┌──

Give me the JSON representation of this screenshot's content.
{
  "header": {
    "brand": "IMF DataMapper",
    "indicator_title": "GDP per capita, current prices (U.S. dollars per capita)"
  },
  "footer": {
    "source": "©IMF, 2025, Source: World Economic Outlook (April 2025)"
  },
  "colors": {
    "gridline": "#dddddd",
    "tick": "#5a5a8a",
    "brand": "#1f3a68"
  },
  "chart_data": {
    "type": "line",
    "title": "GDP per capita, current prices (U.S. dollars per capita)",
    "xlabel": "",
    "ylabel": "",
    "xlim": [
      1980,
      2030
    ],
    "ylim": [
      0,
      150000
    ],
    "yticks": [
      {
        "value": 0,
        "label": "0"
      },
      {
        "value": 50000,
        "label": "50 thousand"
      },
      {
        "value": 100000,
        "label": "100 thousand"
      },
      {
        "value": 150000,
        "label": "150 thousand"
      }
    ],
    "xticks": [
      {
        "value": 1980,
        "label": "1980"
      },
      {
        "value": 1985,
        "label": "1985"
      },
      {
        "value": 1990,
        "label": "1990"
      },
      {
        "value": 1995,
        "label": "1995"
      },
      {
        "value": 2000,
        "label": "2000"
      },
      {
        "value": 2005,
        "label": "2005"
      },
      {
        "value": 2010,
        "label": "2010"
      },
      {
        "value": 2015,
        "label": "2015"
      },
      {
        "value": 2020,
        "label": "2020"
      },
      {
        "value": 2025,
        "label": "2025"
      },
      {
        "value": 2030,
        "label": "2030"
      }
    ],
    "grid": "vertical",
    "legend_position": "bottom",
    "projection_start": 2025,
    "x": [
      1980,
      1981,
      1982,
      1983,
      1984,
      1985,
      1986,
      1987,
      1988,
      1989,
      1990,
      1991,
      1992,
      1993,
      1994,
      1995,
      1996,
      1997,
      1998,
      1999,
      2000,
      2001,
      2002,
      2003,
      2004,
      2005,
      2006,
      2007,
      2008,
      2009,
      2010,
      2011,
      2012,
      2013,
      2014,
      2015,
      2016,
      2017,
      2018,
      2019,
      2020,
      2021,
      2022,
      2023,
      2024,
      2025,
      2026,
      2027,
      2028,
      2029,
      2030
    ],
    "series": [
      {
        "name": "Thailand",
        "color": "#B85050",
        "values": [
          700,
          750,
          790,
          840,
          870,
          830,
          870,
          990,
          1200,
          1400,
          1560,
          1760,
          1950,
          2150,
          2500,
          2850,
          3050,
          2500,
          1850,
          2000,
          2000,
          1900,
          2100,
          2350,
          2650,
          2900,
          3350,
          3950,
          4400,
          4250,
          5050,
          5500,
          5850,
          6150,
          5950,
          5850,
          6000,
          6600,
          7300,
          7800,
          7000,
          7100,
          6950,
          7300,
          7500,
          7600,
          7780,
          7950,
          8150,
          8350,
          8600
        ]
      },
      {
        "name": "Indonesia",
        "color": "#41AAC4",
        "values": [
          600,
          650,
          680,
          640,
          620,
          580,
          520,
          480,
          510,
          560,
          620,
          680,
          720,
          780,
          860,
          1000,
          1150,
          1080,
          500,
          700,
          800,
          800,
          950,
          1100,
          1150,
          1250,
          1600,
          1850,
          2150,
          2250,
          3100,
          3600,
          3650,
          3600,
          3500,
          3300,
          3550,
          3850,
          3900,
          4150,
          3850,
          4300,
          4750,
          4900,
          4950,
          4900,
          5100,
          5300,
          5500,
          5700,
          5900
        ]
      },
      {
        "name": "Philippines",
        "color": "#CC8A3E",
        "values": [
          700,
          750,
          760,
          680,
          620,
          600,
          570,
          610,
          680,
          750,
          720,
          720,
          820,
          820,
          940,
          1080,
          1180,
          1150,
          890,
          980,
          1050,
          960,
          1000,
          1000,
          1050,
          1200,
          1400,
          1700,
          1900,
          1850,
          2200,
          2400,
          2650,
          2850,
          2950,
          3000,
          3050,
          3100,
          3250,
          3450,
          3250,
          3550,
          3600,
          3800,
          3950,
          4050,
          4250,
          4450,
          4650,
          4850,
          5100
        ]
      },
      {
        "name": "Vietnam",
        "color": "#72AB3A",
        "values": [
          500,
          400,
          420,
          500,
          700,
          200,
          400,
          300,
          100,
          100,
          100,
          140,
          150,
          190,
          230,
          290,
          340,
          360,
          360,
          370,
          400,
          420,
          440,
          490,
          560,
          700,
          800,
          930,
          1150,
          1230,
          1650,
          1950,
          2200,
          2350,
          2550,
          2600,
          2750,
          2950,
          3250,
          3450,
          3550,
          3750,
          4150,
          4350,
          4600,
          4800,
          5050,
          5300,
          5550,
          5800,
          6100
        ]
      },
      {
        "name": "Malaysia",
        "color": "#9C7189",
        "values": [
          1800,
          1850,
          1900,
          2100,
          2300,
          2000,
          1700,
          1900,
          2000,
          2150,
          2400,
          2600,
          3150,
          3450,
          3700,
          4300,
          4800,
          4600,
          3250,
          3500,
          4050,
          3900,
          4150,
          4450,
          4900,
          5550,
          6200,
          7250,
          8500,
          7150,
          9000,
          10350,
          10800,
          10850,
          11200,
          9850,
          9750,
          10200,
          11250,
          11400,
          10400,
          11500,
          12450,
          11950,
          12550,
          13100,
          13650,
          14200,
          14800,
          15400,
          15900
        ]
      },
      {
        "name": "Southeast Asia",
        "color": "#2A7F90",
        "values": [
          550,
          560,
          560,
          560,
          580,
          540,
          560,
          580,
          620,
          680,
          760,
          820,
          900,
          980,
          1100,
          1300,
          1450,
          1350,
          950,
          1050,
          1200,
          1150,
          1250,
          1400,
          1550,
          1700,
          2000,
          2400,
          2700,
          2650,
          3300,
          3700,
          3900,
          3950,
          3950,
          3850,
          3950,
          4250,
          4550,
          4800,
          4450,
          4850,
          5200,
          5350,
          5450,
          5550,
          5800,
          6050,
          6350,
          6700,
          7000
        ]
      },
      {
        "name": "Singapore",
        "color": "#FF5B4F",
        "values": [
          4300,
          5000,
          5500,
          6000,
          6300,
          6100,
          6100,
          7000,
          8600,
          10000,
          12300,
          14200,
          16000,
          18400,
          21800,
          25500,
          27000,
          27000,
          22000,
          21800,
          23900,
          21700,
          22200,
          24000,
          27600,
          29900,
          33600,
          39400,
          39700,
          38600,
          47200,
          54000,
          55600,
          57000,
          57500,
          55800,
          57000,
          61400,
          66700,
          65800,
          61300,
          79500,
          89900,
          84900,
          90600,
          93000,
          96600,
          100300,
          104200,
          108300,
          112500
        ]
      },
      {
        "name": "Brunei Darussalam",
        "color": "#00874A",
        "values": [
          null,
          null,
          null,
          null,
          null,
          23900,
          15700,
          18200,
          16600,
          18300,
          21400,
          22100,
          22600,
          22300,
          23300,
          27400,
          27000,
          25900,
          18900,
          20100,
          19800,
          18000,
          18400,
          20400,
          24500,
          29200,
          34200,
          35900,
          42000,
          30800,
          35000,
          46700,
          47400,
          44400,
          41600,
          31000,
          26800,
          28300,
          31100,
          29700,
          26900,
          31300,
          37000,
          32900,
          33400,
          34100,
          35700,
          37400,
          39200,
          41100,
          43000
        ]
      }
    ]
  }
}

└──

### Exercise requirements
From the records above, please extract every line and repeat it exactly.

### Correct response
Give me the JSON representation of this screenshot's content.
{
  "header": {
    "brand": "IMF DataMapper",
    "indicator_title": "GDP per capita, current prices (U.S. dollars per capita)"
  },
  "footer": {
    "source": "©IMF, 2025, Source: World Economic Outlook (April 2025)"
  },
  "colors": {
    "gridline": "#dddddd",
    "tick": "#5a5a8a",
    "brand": "#1f3a68"
  },
  "chart_data": {
    "type": "line",
    "title": "GDP per capita, current prices (U.S. dollars per capita)",
    "xlabel": "",
    "ylabel": "",
    "xlim": [
      1980,
      2030
    ],
    "ylim": [
      0,
      150000
    ],
    "yticks": [
      {
        "value": 0,
        "label": "0"
      },
      {
        "value": 50000,
        "label": "50 thousand"
      },
      {
        "value": 100000,
        "label": "100 thousand"
      },
      {
        "value": 150000,
        "label": "150 thousand"
      }
    ],
    "xticks": [
      {
        "value": 1980,
        "label": "1980"
      },
      {
        "value": 1985,
        "label": "1985"
      },
      {
        "value": 1990,
        "label": "1990"
      },
      {
        "value": 1995,
        "label": "1995"
      },
      {
        "value": 2000,
        "label": "2000"
      },
      {
        "value": 2005,
        "label": "2005"
      },
      {
        "value": 2010,
        "label": "2010"
      },
      {
        "value": 2015,
        "label": "2015"
      },
      {
        "value": 2020,
        "label": "2020"
      },
      {
        "value": 2025,
        "label": "2025"
      },
      {
        "value": 2030,
        "label": "2030"
      }
    ],
    "grid": "vertical",
    "legend_position": "bottom",
    "projection_start": 2025,
    "x": [
      1980,
      1981,
      1982,
      1983,
      1984,
      1985,
      1986,
      1987,
      1988,
      1989,
      1990,
      1991,
      1992,
      1993,
      1994,
      1995,
      1996,
      1997,
      1998,
      1999,
      2000,
      2001,
      2002,
      2003,
      2004,
      2005,
      2006,
      2007,
      2008,
      2009,
      2010,
      2011,
      2012,
      2013,
      2014,
      2015,
      2016,
      2017,
      2018,
      2019,
      2020,
      2021,
      2022,
      2023,
      2024,
      2025,
      2026,
      2027,
      2028,
      2029,
      2030
    ],
    "series": [
      {
        "name": "Thailand",
        "color": "#B85050",
        "values": [
          700,
          750,
          790,
          840,
          870,
          830,
          870,
          990,
          1200,
          1400,
          1560,
          1760,
          1950,
          2150,
          2500,
          2850,
          3050,
          2500,
          1850,
          2000,
          2000,
          1900,
          2100,
          2350,
          2650,
          2900,
          3350,
          3950,
          4400,
          4250,
          5050,
          5500,
          5850,
          6150,
          5950,
          5850,
          6000,
          6600,
          7300,
          7800,
          7000,
          7100,
          6950,
          7300,
          7500,
          7600,
          7780,
          7950,
          8150,
          8350,
          8600
        ]
      },
      {
        "name": "Indonesia",
        "color": "#41AAC4",
        "values": [
          600,
          650,
          680,
          640,
          620,
          580,
          520,
          480,
          510,
          560,
          620,
          680,
          720,
          780,
          860,
          1000,
          1150,
          1080,
          500,
          700,
          800,
          800,
          950,
          1100,
          1150,
          1250,
          1600,
          1850,
          2150,
          2250,
          3100,
          3600,
          3650,
          3600,
          3500,
          3300,
          3550,
          3850,
          3900,
          4150,
          3850,
          4300,
          4750,
          4900,
          4950,
          4900,
          5100,
          5300,
          5500,
          5700,
          5900
        ]
      },
      {
        "name": "Philippines",
        "color": "#CC8A3E",
        "values": [
          700,
          750,
          760,
          680,
          620,
          600,
          570,
          610,
          680,
          750,
          720,
          720,
          820,
          820,
          940,
          1080,
          1180,
          1150,
          890,
          980,
          1050,
          960,
          1000,
          1000,
          1050,
          1200,
          1400,
          1700,
          1900,
          1850,
          2200,
          2400,
          2650,
          2850,
          2950,
          3000,
          3050,
          3100,
          3250,
          3450,
          3250,
          3550,
          3600,
          3800,
          3950,
          4050,
          4250,
          4450,
          4650,
          4850,
          5100
        ]
      },
      {
        "name": "Vietnam",
        "color": "#72AB3A",
        "values": [
          500,
          400,
          420,
          500,
          700,
          200,
          400,
          300,
          100,
          100,
          100,
          140,
          150,
          190,
          230,
          290,
          340,
          360,
          360,
          370,
          400,
          420,
          440,
          490,
          560,
          700,
          800,
          930,
          1150,
          1230,
          1650,
          1950,
          2200,
          2350,
          2550,
          2600,
          2750,
          2950,
          3250,
          3450,
          3550,
          3750,
          4150,
          4350,
          4600,
          4800,
          5050,
          5300,
          5550,
          5800,
          6100
        ]
      },
      {
        "name": "Malaysia",
        "color": "#9C7189",
        "values": [
          1800,
          1850,
          1900,
          2100,
          2300,
          2000,
          1700,
          1900,
          2000,
          2150,
          2400,
          2600,
          3150,
          3450,
          3700,
          4300,
          4800,
          4600,
          3250,
          3500,
          4050,
          3900,
          4150,
          4450,
          4900,
          5550,
          6200,
          7250,
          8500,
          7150,
          9000,
          10350,
          10800,
          10850,
          11200,
          9850,
          9750,
          10200,
          11250,
          11400,
          10400,
          11500,
          12450,
          11950,
          12550,
          13100,
          13650,
          14200,
          14800,
          15400,
          15900
        ]
      },
      {
        "name": "Southeast Asia",
        "color": "#2A7F90",
        "values": [
          550,
          560,
          560,
          560,
          580,
          540,
          560,
          580,
          620,
          680,
          760,
          820,
          900,
          980,
          1100,
          1300,
          1450,
          1350,
          950,
          1050,
          1200,
          1150,
          1250,
          1400,
          1550,
          1700,
          2000,
          2400,
          2700,
          2650,
          3300,
          3700,
          3900,
          3950,
          3950,
          3850,
          3950,
          4250,
          4550,
          4800,
          4450,
          4850,
          5200,
          5350,
          5450,
          5550,
          5800,
          6050,
          6350,
          6700,
          7000
        ]
      },
      {
        "name": "Singapore",
        "color": "#FF5B4F",
        "values": [
          4300,
          5000,
          5500,
          6000,
          6300,
          6100,
          6100,
          7000,
          8600,
          10000,
          12300,
          14200,
          16000,
          18400,
          21800,
          25500,
          27000,
          27000,
          22000,
          21800,
          23900,
          21700,
          22200,
          24000,
          27600,
          29900,
          33600,
          39400,
          39700,
          38600,
          47200,
          54000,
          55600,
          57000,
          57500,
          55800,
          57000,
          61400,
          66700,
          65800,
          61300,
          79500,
          89900,
          84900,
          90600,
          93000,
          96600,
          100300,
          104200,
          108300,
          112500
        ]
      },
      {
        "name": "Brunei Darussalam",
        "color": "#00874A",
        "values": [
          null,
          null,
          null,
          null,
          null,
          23900,
          15700,
          18200,
          16600,
          18300,
          21400,
          22100,
          22600,
          22300,
          23300,
          27400,
          27000,
          25900,
          18900,
          20100,
          19800,
          18000,
          18400,
          20400,
          24500,
          29200,
          34200,
          35900,
          42000,
          30800,
          35000,
          46700,
          47400,
          44400,
          41600,
          31000,
          26800,
          28300,
          31100,
          29700,
          26900,
          31300,
          37000,
          32900,
          33400,
          34100,
          35700,
          37400,
          39200,
          41100,
          43000
        ]
      }
    ]
  }
}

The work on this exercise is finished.